Scan the listing below. Report each line that includes "Hertze".

- The data:
——
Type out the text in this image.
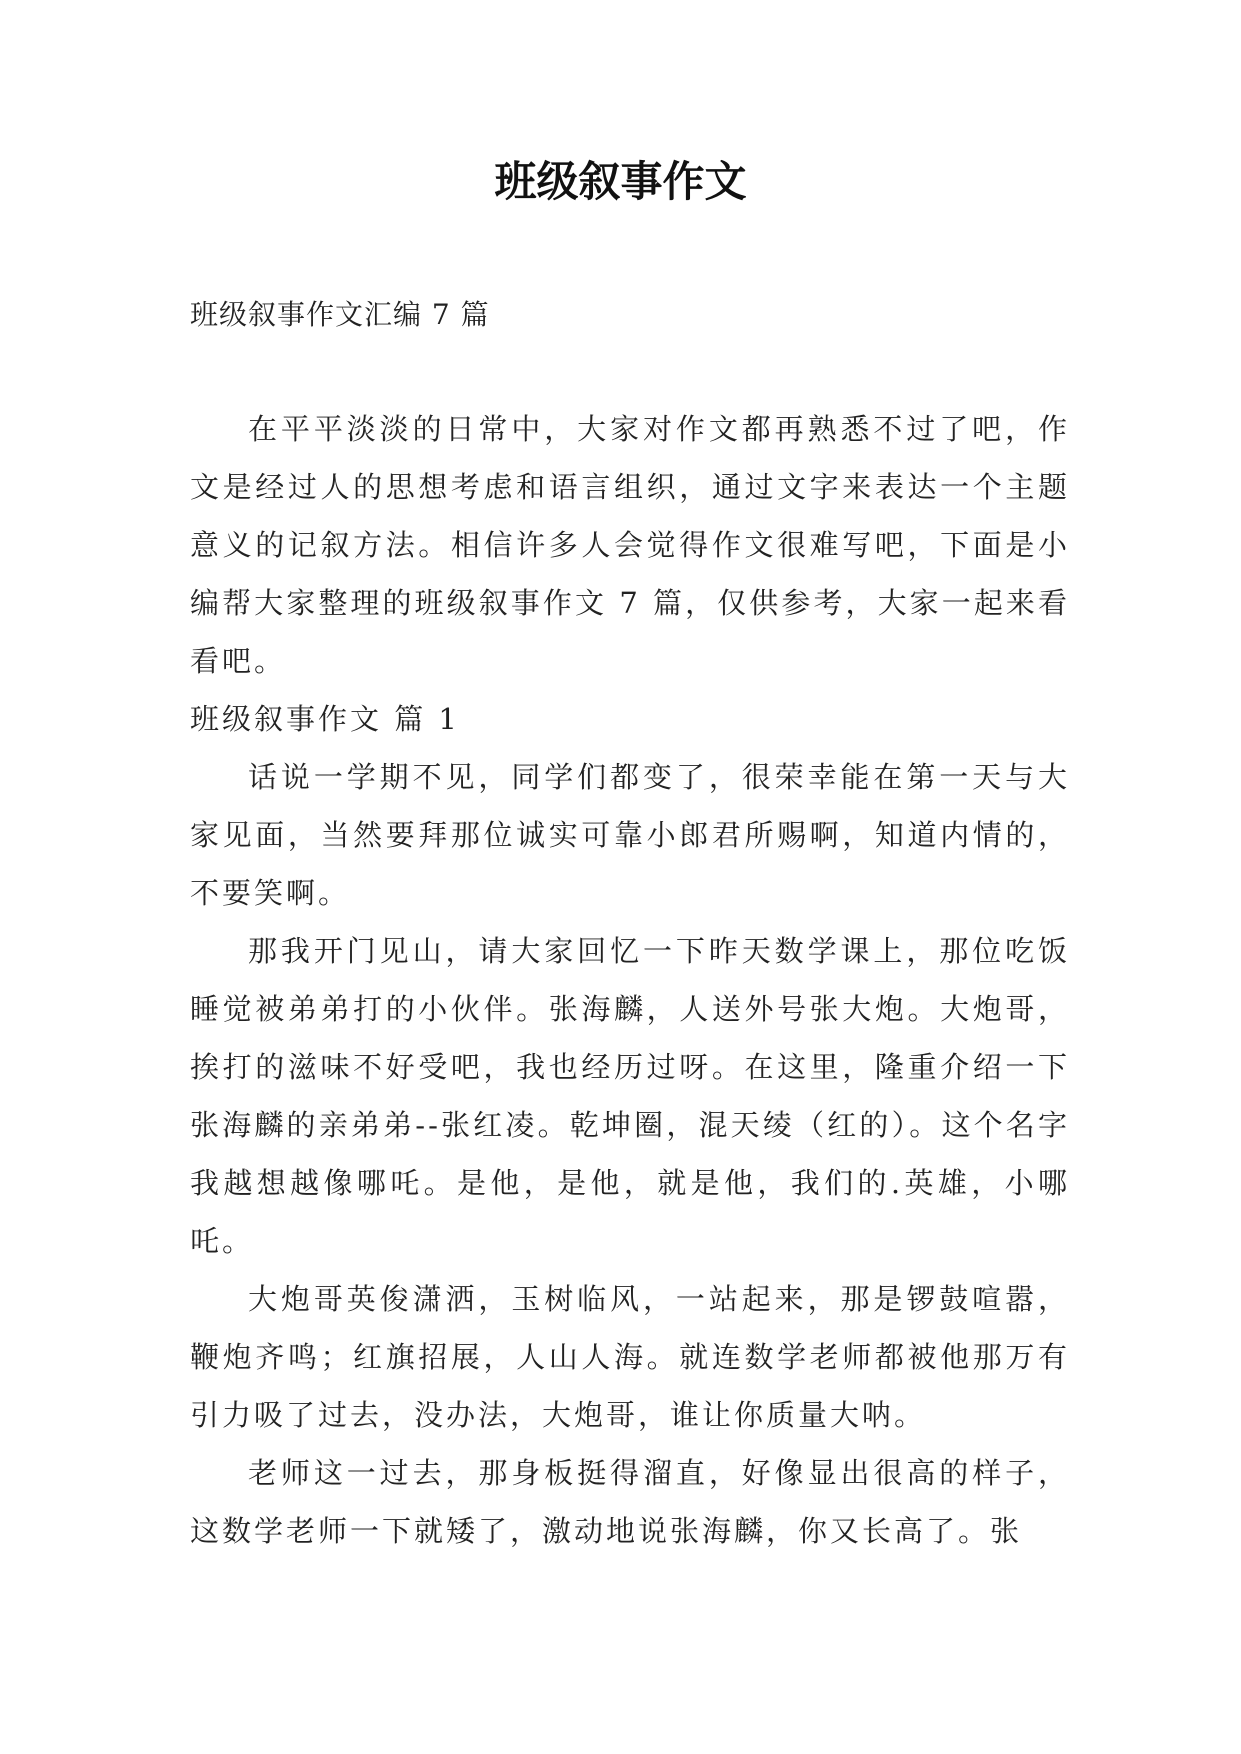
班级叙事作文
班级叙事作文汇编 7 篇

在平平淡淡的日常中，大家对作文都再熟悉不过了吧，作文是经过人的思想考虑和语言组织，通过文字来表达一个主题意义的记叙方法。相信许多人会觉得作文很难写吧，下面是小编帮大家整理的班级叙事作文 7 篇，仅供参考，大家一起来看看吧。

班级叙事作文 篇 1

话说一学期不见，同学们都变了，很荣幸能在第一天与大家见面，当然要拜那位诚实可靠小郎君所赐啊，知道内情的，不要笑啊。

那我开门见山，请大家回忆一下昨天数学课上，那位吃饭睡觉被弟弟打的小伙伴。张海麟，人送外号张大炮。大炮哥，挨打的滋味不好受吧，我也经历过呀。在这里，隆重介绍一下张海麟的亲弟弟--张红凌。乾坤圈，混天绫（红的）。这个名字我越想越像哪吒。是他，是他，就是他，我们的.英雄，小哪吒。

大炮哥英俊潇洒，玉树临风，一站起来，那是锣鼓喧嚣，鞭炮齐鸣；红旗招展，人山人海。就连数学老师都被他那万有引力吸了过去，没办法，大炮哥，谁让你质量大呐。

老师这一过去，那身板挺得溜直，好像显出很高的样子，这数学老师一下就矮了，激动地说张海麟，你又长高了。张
——
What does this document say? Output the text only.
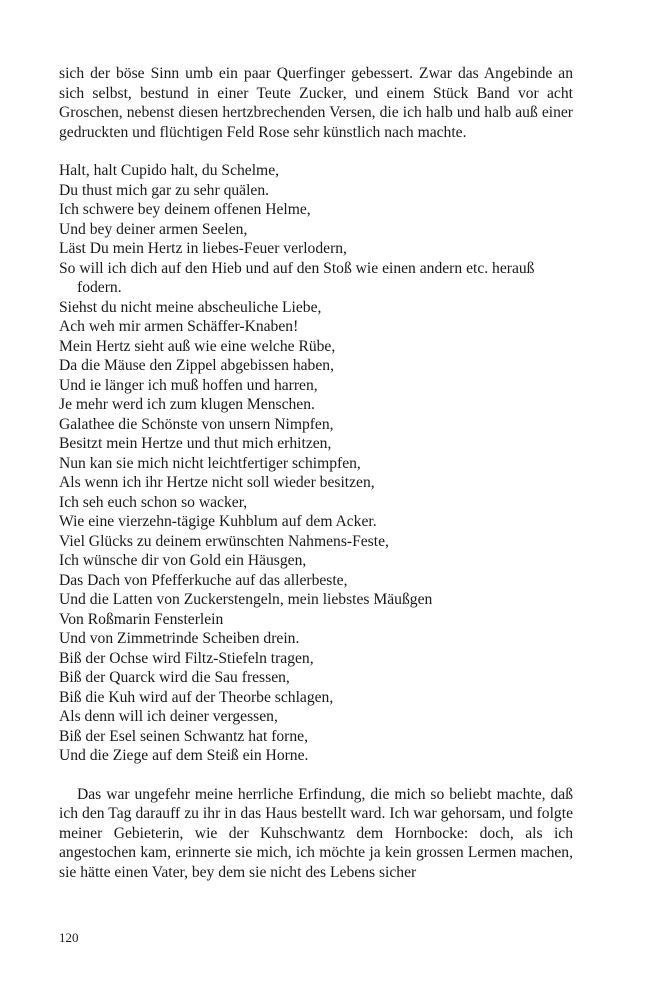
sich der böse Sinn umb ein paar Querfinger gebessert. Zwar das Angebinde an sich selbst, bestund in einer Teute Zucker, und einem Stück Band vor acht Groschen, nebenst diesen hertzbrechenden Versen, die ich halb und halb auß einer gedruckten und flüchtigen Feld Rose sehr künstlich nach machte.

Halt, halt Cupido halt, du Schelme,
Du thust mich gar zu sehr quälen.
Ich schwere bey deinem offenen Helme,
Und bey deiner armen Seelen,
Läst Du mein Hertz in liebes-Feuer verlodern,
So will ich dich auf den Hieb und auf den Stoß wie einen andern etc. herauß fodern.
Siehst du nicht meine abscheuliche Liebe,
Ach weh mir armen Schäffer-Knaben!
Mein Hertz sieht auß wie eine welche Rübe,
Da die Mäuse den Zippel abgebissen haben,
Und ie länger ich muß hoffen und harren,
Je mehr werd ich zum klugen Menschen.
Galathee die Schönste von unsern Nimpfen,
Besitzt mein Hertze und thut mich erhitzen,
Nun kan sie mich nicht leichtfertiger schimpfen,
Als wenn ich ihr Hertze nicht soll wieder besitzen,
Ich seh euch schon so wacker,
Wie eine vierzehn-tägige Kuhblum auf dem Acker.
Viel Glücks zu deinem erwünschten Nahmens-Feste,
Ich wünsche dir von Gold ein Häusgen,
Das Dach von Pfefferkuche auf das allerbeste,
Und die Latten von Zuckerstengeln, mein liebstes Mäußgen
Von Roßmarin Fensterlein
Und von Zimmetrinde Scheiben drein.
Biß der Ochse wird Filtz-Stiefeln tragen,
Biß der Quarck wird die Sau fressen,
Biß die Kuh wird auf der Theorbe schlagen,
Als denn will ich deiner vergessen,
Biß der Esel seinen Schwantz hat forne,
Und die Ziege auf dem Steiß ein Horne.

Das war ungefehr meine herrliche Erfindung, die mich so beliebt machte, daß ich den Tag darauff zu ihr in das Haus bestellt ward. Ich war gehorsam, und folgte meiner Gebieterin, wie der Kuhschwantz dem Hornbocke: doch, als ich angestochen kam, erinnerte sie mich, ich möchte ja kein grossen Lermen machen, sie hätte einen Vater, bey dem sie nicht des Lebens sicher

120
——
- Answer to this problem:
Besitzt mein Hertze und thut mich erhitzen,
Als wenn ich ihr Hertze nicht soll wieder besitzen,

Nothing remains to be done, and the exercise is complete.